■ **TO DO**
Omit the images. Copy each entry word for word.

↓

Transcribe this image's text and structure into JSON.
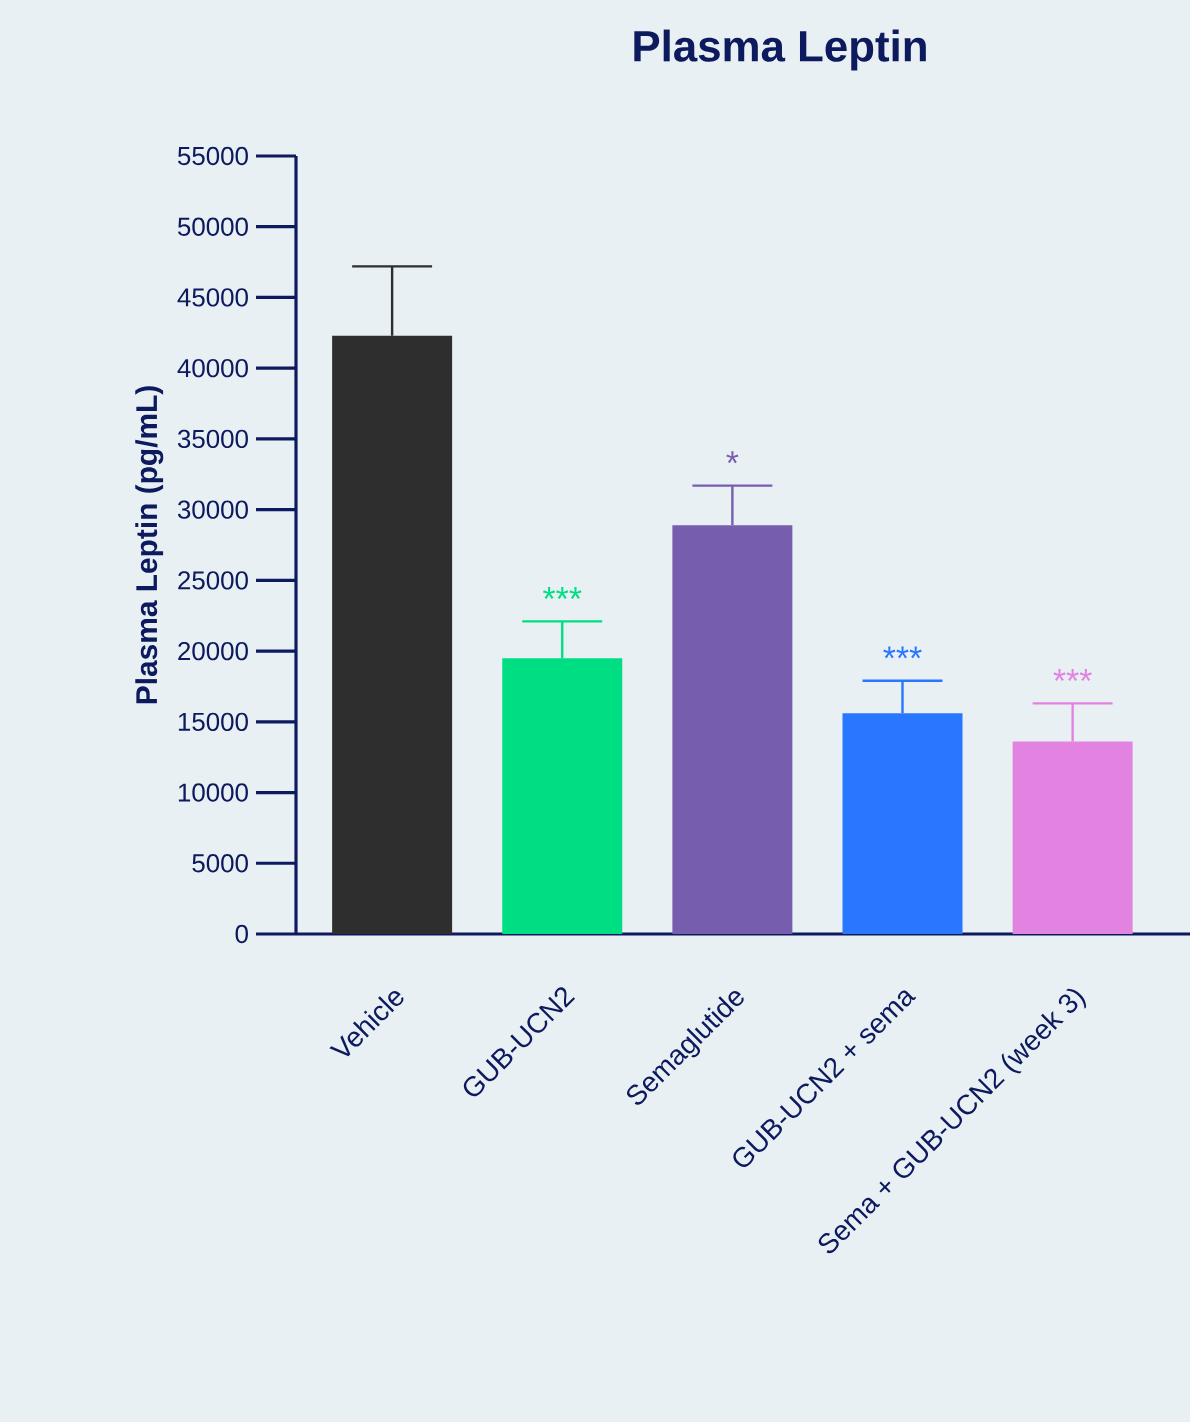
{
  "chart_data": {
    "type": "bar",
    "title": "Plasma Leptin",
    "ylabel": "Plasma Leptin (pg/mL)",
    "categories": [
      "Vehicle",
      "GUB-UCN2",
      "Semaglutide",
      "GUB-UCN2 + sema",
      "Sema + GUB-UCN2 (week 3)"
    ],
    "values": [
      42300,
      19500,
      28900,
      15600,
      13600
    ],
    "errors": [
      [
        42300,
        47200
      ],
      [
        19500,
        22100
      ],
      [
        28900,
        31700
      ],
      [
        15600,
        17900
      ],
      [
        13600,
        16300
      ]
    ],
    "value_labels": [
      null,
      "***",
      "*",
      "***",
      "***"
    ],
    "colors": [
      "#2e2e2e",
      "#00de84",
      "#765dad",
      "#2877fe",
      "#e283e2"
    ],
    "ylim": [
      0,
      55000
    ],
    "yticks": [
      0,
      5000,
      10000,
      15000,
      20000,
      25000,
      30000,
      35000,
      40000,
      45000,
      50000,
      55000
    ],
    "grid": false
  }
}
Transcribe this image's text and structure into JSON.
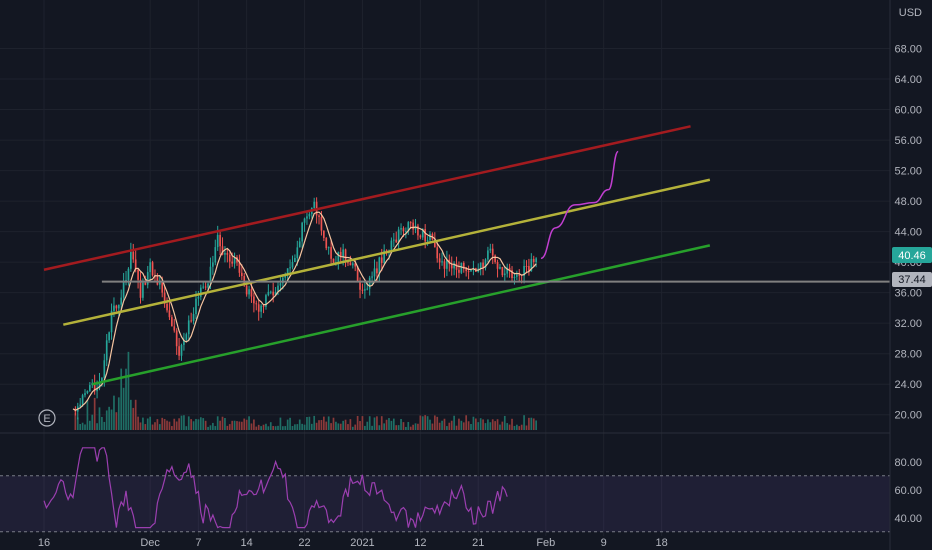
{
  "currency": "USD",
  "current_price": "40.46",
  "support_price": "37.44",
  "event_marker": "E",
  "colors": {
    "background": "#131722",
    "grid": "#1e222d",
    "candle_up": "#26a69a",
    "candle_down": "#ef5350",
    "volume_up": "#1f6f66",
    "volume_down": "#8c3a3a",
    "ma": "#f7c5a0",
    "rsi": "#9b3fb0",
    "rsi_band": "#7e57c2",
    "projection": "#c13fd0",
    "channel_top": "#a31b1f",
    "channel_mid": "#b4b23a",
    "channel_bottom": "#27a02b",
    "support_line": "#808080",
    "price_badge": "#26a69a",
    "support_badge": "#b2b5be"
  },
  "chart_data": {
    "type": "candlestick",
    "x_tick_labels": [
      "16",
      "Dec",
      "7",
      "14",
      "22",
      "2021",
      "12",
      "21",
      "Feb",
      "9",
      "18"
    ],
    "y_tick_labels": [
      "20.00",
      "24.00",
      "28.00",
      "32.00",
      "36.00",
      "40.00",
      "44.00",
      "48.00",
      "52.00",
      "56.00",
      "60.00",
      "64.00",
      "68.00"
    ],
    "y_range": [
      18,
      72
    ],
    "rsi_tick_labels": [
      "40.00",
      "60.00",
      "80.00"
    ],
    "rsi_range": [
      27,
      97
    ],
    "rsi_band": [
      30,
      70
    ],
    "x_ticks": [
      {
        "label": "16",
        "index": 0
      },
      {
        "label": "Dec",
        "index": 11
      },
      {
        "label": "7",
        "index": 16
      },
      {
        "label": "14",
        "index": 21
      },
      {
        "label": "22",
        "index": 27
      },
      {
        "label": "2021",
        "index": 33
      },
      {
        "label": "12",
        "index": 39
      },
      {
        "label": "21",
        "index": 45
      },
      {
        "label": "Feb",
        "index": 52
      },
      {
        "label": "9",
        "index": 58
      },
      {
        "label": "18",
        "index": 64
      }
    ],
    "waypoints": [
      [
        3,
        20.5
      ],
      [
        5,
        23.5
      ],
      [
        6,
        25
      ],
      [
        7,
        33
      ],
      [
        8,
        35.5
      ],
      [
        9,
        41
      ],
      [
        10,
        36
      ],
      [
        11,
        39.5
      ],
      [
        12,
        37
      ],
      [
        13,
        33.5
      ],
      [
        14,
        28
      ],
      [
        15,
        32
      ],
      [
        16,
        35.5
      ],
      [
        17,
        37.5
      ],
      [
        18,
        43
      ],
      [
        19,
        40.5
      ],
      [
        20,
        40
      ],
      [
        21,
        36.5
      ],
      [
        22,
        34
      ],
      [
        23,
        35
      ],
      [
        24,
        36.5
      ],
      [
        25,
        38
      ],
      [
        26,
        40
      ],
      [
        27,
        46
      ],
      [
        28,
        47.5
      ],
      [
        29,
        43
      ],
      [
        30,
        40.5
      ],
      [
        31,
        41
      ],
      [
        32,
        39.5
      ],
      [
        33,
        36
      ],
      [
        34,
        38
      ],
      [
        35,
        40.5
      ],
      [
        36,
        42.5
      ],
      [
        37,
        44
      ],
      [
        38,
        45
      ],
      [
        39,
        44
      ],
      [
        40,
        43
      ],
      [
        41,
        40
      ],
      [
        42,
        39.5
      ],
      [
        43,
        39
      ],
      [
        44,
        39.5
      ],
      [
        45,
        38.5
      ],
      [
        46,
        41.5
      ],
      [
        47,
        39.5
      ],
      [
        48,
        38.5
      ],
      [
        49,
        38
      ],
      [
        50,
        39
      ],
      [
        51,
        40.5
      ]
    ],
    "channels": [
      {
        "name": "",
        "from": [
          0,
          39
        ],
        "to": [
          67,
          57.8
        ]
      },
      {
        "name": "",
        "from": [
          2,
          31.8
        ],
        "to": [
          69,
          50.8
        ]
      },
      {
        "name": "",
        "from": [
          5,
          24
        ],
        "to": [
          69,
          42.2
        ]
      }
    ],
    "support_level": {
      "value": 37.44,
      "from": 6,
      "to": 69
    },
    "projection": [
      [
        51.5,
        40.5
      ],
      [
        53,
        44.5
      ],
      [
        55,
        47.5
      ],
      [
        57,
        47.8
      ],
      [
        58.5,
        49.5
      ],
      [
        59.5,
        54.5
      ]
    ]
  }
}
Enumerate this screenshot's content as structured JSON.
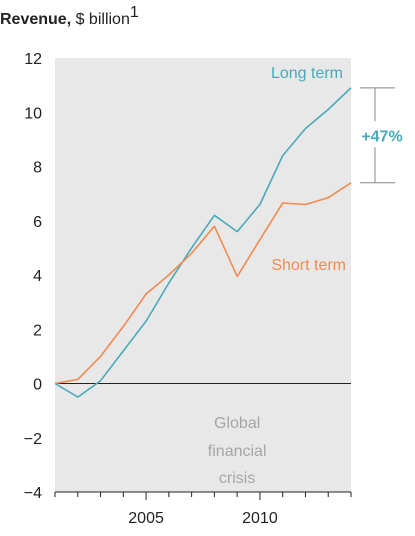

↑

■ **WORKED SOLUTION**
Transcribe this image's text and structure into JSON.
{
  "chart_data": {
    "type": "bar",
    "title": "Plasma Leptin",
    "ylabel": "Plasma Leptin (pg/mL)",
    "categories": [
      "Vehicle",
      "GUB-UCN2",
      "Semaglutide",
      "GUB-UCN2 + sema",
      "Sema + GUB-UCN2 (week 3)"
    ],
    "values": [
      42300,
      19500,
      28900,
      15600,
      13600
    ],
    "errors": [
      [
        42300,
        47200
      ],
      [
        19500,
        22100
      ],
      [
        28900,
        31700
      ],
      [
        15600,
        17900
      ],
      [
        13600,
        16300
      ]
    ],
    "value_labels": [
      null,
      "***",
      "*",
      "***",
      "***"
    ],
    "colors": [
      "#2e2e2e",
      "#00de84",
      "#765dad",
      "#2877fe",
      "#e283e2"
    ],
    "ylim": [
      0,
      55000
    ],
    "yticks": [
      0,
      5000,
      10000,
      15000,
      20000,
      25000,
      30000,
      35000,
      40000,
      45000,
      50000,
      55000
    ],
    "grid": false
  }
}
Transcribe this image's text and structure into JSON.
{
  "currency": "USD",
  "current_price": "40.46",
  "support_price": "37.44",
  "event_marker": "E",
  "colors": {
    "background": "#131722",
    "grid": "#1e222d",
    "candle_up": "#26a69a",
    "candle_down": "#ef5350",
    "volume_up": "#1f6f66",
    "volume_down": "#8c3a3a",
    "ma": "#f7c5a0",
    "rsi": "#9b3fb0",
    "rsi_band": "#7e57c2",
    "projection": "#c13fd0",
    "channel_top": "#a31b1f",
    "channel_mid": "#b4b23a",
    "channel_bottom": "#27a02b",
    "support_line": "#808080",
    "price_badge": "#26a69a",
    "support_badge": "#b2b5be"
  },
  "chart_data": {
    "type": "candlestick",
    "x_tick_labels": [
      "16",
      "Dec",
      "7",
      "14",
      "22",
      "2021",
      "12",
      "21",
      "Feb",
      "9",
      "18"
    ],
    "y_tick_labels": [
      "20.00",
      "24.00",
      "28.00",
      "32.00",
      "36.00",
      "40.00",
      "44.00",
      "48.00",
      "52.00",
      "56.00",
      "60.00",
      "64.00",
      "68.00"
    ],
    "y_range": [
      18,
      72
    ],
    "rsi_tick_labels": [
      "40.00",
      "60.00",
      "80.00"
    ],
    "rsi_range": [
      27,
      97
    ],
    "rsi_band": [
      30,
      70
    ],
    "x_ticks": [
      {
        "label": "16",
        "index": 0
      },
      {
        "label": "Dec",
        "index": 11
      },
      {
        "label": "7",
        "index": 16
      },
      {
        "label": "14",
        "index": 21
      },
      {
        "label": "22",
        "index": 27
      },
      {
        "label": "2021",
        "index": 33
      },
      {
        "label": "12",
        "index": 39
      },
      {
        "label": "21",
        "index": 45
      },
      {
        "label": "Feb",
        "index": 52
      },
      {
        "label": "9",
        "index": 58
      },
      {
        "label": "18",
        "index": 64
      }
    ],
    "waypoints": [
      [
        3,
        20.5
      ],
      [
        5,
        23.5
      ],
      [
        6,
        25
      ],
      [
        7,
        33
      ],
      [
        8,
        35.5
      ],
      [
        9,
        41
      ],
      [
        10,
        36
      ],
      [
        11,
        39.5
      ],
      [
        12,
        37
      ],
      [
        13,
        33.5
      ],
      [
        14,
        28
      ],
      [
        15,
        32
      ],
      [
        16,
        35.5
      ],
      [
        17,
        37.5
      ],
      [
        18,
        43
      ],
      [
        19,
        40.5
      ],
      [
        20,
        40
      ],
      [
        21,
        36.5
      ],
      [
        22,
        34
      ],
      [
        23,
        35
      ],
      [
        24,
        36.5
      ],
      [
        25,
        38
      ],
      [
        26,
        40
      ],
      [
        27,
        46
      ],
      [
        28,
        47.5
      ],
      [
        29,
        43
      ],
      [
        30,
        40.5
      ],
      [
        31,
        41
      ],
      [
        32,
        39.5
      ],
      [
        33,
        36
      ],
      [
        34,
        38
      ],
      [
        35,
        40.5
      ],
      [
        36,
        42.5
      ],
      [
        37,
        44
      ],
      [
        38,
        45
      ],
      [
        39,
        44
      ],
      [
        40,
        43
      ],
      [
        41,
        40
      ],
      [
        42,
        39.5
      ],
      [
        43,
        39
      ],
      [
        44,
        39.5
      ],
      [
        45,
        38.5
      ],
      [
        46,
        41.5
      ],
      [
        47,
        39.5
      ],
      [
        48,
        38.5
      ],
      [
        49,
        38
      ],
      [
        50,
        39
      ],
      [
        51,
        40.5
      ]
    ],
    "channels": [
      {
        "name": "",
        "from": [
          0,
          39
        ],
        "to": [
          67,
          57.8
        ]
      },
      {
        "name": "",
        "from": [
          2,
          31.8
        ],
        "to": [
          69,
          50.8
        ]
      },
      {
        "name": "",
        "from": [
          5,
          24
        ],
        "to": [
          69,
          42.2
        ]
      }
    ],
    "support_level": {
      "value": 37.44,
      "from": 6,
      "to": 69
    },
    "projection": [
      [
        51.5,
        40.5
      ],
      [
        53,
        44.5
      ],
      [
        55,
        47.5
      ],
      [
        57,
        47.8
      ],
      [
        58.5,
        49.5
      ],
      [
        59.5,
        54.5
      ]
    ]
  }
}
Enumerate this screenshot's content as structured JSON.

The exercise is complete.